[Start INPUT DATA]

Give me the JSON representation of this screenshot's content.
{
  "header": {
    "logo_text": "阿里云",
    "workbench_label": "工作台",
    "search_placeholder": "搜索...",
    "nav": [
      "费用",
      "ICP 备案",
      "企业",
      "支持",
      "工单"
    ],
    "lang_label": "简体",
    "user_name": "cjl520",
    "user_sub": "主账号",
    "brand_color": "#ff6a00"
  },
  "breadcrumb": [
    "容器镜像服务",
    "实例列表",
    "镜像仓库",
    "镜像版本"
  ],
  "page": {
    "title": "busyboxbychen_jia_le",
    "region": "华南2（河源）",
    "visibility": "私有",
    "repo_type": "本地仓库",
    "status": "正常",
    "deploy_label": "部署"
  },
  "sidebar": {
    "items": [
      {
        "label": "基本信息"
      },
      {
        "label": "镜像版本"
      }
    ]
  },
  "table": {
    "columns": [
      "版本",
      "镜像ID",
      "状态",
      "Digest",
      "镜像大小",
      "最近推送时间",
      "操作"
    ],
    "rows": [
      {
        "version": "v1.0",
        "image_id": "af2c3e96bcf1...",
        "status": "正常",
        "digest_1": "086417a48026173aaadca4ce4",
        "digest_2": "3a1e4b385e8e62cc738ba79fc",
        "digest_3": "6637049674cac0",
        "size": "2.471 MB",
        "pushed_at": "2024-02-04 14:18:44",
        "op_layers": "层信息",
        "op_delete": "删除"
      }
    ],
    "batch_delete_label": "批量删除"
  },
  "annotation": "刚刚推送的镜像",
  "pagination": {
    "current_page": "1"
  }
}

[End INPUT DATA]

**STATED PROBLEM**
Restate each entry exactly, skipping none.

**FULL RESPONSE**
Give me the JSON representation of this screenshot's content.
{
  "header": {
    "logo_text": "阿里云",
    "workbench_label": "工作台",
    "search_placeholder": "搜索...",
    "nav": [
      "费用",
      "ICP 备案",
      "企业",
      "支持",
      "工单"
    ],
    "lang_label": "简体",
    "user_name": "cjl520",
    "user_sub": "主账号",
    "brand_color": "#ff6a00"
  },
  "breadcrumb": [
    "容器镜像服务",
    "实例列表",
    "镜像仓库",
    "镜像版本"
  ],
  "page": {
    "title": "busyboxbychen_jia_le",
    "region": "华南2（河源）",
    "visibility": "私有",
    "repo_type": "本地仓库",
    "status": "正常",
    "deploy_label": "部署"
  },
  "sidebar": {
    "items": [
      {
        "label": "基本信息"
      },
      {
        "label": "镜像版本"
      }
    ]
  },
  "table": {
    "columns": [
      "版本",
      "镜像ID",
      "状态",
      "Digest",
      "镜像大小",
      "最近推送时间",
      "操作"
    ],
    "rows": [
      {
        "version": "v1.0",
        "image_id": "af2c3e96bcf1...",
        "status": "正常",
        "digest_1": "086417a48026173aaadca4ce4",
        "digest_2": "3a1e4b385e8e62cc738ba79fc",
        "digest_3": "6637049674cac0",
        "size": "2.471 MB",
        "pushed_at": "2024-02-04 14:18:44",
        "op_layers": "层信息",
        "op_delete": "删除"
      }
    ],
    "batch_delete_label": "批量删除"
  },
  "annotation": "刚刚推送的镜像",
  "pagination": {
    "current_page": "1"
  }
}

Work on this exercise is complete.